(Data items)

┄┄┄┄┄┄┄┄┄┄

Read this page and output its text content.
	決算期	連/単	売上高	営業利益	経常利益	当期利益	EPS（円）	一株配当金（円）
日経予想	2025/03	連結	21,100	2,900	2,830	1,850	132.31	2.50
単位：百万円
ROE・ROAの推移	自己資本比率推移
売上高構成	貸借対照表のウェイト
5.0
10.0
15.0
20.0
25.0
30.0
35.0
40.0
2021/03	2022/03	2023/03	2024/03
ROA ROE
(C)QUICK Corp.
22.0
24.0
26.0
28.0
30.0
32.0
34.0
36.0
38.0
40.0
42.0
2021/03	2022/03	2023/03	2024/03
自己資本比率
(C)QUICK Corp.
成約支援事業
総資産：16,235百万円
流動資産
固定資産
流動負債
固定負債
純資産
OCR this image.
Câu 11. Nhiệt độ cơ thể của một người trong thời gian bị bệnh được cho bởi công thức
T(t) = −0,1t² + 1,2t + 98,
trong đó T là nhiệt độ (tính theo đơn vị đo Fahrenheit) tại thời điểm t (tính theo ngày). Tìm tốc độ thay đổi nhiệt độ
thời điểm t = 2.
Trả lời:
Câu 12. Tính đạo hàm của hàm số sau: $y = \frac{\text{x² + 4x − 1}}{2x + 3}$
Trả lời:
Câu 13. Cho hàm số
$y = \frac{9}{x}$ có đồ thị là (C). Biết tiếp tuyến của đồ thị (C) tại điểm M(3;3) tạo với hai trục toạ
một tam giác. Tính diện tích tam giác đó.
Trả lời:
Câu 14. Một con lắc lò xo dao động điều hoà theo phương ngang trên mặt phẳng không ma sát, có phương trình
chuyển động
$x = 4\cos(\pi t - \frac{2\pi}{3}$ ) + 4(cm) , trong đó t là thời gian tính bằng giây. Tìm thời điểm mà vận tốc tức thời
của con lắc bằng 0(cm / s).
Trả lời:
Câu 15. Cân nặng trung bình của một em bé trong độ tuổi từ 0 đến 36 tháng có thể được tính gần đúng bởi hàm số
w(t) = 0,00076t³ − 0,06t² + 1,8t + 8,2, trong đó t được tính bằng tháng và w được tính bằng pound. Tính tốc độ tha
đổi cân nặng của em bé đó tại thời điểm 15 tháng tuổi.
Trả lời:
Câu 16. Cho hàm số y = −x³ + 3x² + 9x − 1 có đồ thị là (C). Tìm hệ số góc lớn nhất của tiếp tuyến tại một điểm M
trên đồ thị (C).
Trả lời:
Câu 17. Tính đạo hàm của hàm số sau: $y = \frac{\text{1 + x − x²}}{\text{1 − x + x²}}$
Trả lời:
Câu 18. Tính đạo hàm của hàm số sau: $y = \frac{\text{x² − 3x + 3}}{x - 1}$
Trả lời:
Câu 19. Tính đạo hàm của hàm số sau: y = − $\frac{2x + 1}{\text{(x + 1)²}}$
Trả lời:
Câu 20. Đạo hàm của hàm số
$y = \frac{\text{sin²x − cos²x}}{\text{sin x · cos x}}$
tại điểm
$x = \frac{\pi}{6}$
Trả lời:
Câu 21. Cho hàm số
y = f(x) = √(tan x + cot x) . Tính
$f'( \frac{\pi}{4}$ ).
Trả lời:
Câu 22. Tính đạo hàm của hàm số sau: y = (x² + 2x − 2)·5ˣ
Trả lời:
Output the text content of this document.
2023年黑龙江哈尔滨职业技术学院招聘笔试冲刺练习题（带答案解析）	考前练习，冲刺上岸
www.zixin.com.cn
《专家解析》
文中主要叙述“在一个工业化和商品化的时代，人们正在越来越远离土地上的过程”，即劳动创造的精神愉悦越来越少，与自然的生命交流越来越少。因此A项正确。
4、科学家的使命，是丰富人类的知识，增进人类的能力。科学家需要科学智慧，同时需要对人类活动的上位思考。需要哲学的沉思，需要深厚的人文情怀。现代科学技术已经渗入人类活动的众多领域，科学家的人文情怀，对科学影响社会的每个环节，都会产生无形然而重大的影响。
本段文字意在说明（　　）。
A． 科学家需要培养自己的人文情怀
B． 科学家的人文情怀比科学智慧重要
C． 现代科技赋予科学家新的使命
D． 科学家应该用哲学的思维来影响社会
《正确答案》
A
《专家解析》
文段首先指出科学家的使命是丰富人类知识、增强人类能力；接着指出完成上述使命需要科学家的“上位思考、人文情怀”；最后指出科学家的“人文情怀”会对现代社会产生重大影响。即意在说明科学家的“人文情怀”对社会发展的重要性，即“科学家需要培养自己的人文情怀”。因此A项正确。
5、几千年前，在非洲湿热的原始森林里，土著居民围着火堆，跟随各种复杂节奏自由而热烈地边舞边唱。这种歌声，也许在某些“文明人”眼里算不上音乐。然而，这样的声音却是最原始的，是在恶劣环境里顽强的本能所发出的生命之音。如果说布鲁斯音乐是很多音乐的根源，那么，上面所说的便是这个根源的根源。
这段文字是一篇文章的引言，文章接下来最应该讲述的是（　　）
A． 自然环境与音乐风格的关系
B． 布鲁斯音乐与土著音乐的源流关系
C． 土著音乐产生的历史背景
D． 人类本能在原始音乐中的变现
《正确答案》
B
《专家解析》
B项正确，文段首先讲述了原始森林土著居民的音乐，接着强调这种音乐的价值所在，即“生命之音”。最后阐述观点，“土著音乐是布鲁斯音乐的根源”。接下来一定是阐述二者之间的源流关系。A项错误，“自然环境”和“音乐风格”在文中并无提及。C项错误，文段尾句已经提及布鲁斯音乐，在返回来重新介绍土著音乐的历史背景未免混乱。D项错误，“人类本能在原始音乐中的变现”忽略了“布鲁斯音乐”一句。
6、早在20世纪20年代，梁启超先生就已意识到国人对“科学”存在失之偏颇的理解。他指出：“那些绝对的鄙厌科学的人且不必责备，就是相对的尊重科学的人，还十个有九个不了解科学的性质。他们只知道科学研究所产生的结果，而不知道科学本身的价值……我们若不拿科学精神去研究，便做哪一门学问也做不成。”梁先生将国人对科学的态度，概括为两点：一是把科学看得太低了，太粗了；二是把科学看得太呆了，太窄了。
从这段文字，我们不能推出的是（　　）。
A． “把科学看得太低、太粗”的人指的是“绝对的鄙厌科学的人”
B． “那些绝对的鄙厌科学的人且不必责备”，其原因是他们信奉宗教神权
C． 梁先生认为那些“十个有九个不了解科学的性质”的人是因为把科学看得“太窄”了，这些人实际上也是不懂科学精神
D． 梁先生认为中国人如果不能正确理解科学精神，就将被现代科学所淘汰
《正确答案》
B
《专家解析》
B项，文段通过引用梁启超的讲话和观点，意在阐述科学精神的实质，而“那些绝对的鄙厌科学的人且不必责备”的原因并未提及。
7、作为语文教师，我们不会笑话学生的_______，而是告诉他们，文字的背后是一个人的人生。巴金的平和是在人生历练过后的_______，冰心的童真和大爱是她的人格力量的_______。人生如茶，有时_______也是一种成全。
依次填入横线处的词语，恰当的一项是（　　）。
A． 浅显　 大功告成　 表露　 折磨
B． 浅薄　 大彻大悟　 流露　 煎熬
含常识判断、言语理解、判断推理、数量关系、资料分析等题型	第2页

┄┄┄┄┄┄┄┄┄┄

## Task
Look through the data and gather every line with the string "tháng" in it.

## Correct output
Câu 15. Cân nặng trung bình của một em bé trong độ tuổi từ 0 đến 36 tháng có thể được tính gần đúng bởi hàm số
w(t) = 0,00076t³ − 0,06t² + 1,8t + 8,2, trong đó t được tính bằng tháng và w được tính bằng pound. Tính tốc độ tha
đổi cân nặng của em bé đó tại thời điểm 15 tháng tuổi.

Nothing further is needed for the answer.